# The task:
Pick out each line below that contains the string "PARA" and copy those lines in full.

# Coordinate annotation records:
[BEGIN]
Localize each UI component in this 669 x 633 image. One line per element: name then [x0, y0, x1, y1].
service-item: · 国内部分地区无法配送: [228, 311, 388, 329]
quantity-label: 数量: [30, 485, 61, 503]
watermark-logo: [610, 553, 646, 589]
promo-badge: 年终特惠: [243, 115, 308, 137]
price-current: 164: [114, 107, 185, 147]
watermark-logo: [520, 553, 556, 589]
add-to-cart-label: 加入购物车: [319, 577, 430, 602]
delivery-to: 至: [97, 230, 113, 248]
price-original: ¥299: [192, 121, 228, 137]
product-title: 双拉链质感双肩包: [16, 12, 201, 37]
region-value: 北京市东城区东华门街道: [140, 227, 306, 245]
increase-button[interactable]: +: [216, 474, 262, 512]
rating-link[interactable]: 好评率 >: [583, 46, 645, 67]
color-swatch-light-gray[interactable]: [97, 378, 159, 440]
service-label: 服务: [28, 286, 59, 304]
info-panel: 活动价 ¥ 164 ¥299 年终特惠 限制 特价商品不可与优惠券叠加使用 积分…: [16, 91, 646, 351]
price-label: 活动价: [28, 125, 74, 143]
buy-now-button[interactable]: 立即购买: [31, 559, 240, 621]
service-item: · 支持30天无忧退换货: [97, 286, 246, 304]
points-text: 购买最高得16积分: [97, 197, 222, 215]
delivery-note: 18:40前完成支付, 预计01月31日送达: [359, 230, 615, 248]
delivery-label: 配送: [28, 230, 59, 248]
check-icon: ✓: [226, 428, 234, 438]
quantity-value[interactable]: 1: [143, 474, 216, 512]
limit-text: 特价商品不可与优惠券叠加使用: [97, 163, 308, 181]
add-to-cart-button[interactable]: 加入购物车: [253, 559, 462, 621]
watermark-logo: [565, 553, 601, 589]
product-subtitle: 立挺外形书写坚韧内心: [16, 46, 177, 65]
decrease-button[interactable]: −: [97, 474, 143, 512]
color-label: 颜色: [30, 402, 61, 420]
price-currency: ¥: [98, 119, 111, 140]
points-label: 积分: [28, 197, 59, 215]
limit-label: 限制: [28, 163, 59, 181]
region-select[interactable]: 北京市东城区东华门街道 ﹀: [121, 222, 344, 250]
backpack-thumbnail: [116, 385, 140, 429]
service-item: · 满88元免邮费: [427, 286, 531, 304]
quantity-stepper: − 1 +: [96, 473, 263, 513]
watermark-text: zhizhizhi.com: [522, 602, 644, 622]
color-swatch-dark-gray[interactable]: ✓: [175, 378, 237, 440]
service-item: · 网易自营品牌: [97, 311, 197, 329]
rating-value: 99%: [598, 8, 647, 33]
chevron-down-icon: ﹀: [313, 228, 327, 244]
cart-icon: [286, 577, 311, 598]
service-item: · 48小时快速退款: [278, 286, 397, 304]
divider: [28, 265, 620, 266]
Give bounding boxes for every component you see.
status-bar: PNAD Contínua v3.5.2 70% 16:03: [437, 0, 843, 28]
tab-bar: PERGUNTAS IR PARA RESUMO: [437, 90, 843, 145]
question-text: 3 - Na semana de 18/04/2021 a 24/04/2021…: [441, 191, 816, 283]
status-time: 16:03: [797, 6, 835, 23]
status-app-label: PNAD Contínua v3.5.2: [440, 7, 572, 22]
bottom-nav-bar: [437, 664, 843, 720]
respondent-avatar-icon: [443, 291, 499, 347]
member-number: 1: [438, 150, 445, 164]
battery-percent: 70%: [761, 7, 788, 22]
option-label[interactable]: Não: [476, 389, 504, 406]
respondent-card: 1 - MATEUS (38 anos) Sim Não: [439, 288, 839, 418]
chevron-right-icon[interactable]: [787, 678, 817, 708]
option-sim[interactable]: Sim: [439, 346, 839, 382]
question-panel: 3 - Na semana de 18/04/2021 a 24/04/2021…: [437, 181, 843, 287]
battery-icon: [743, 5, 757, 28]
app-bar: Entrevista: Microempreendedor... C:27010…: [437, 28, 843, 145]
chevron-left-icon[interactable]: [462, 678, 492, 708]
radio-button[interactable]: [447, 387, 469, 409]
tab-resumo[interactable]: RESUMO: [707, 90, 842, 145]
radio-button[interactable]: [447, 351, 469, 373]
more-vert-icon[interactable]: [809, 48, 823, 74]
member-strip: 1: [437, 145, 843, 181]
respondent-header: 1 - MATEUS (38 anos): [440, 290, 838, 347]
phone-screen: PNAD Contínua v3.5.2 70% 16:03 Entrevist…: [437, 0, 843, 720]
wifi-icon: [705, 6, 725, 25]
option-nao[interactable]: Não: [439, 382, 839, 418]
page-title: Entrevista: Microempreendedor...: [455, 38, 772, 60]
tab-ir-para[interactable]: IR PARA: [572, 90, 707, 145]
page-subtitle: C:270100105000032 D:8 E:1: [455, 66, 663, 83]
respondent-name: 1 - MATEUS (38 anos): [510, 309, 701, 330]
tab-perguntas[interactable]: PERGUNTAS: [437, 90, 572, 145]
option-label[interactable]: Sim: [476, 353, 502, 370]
[END]
# Response to the task:
tab-bar: PERGUNTAS IR PARA RESUMO: [437, 90, 843, 145]
tab-ir-para[interactable]: IR PARA: [572, 90, 707, 145]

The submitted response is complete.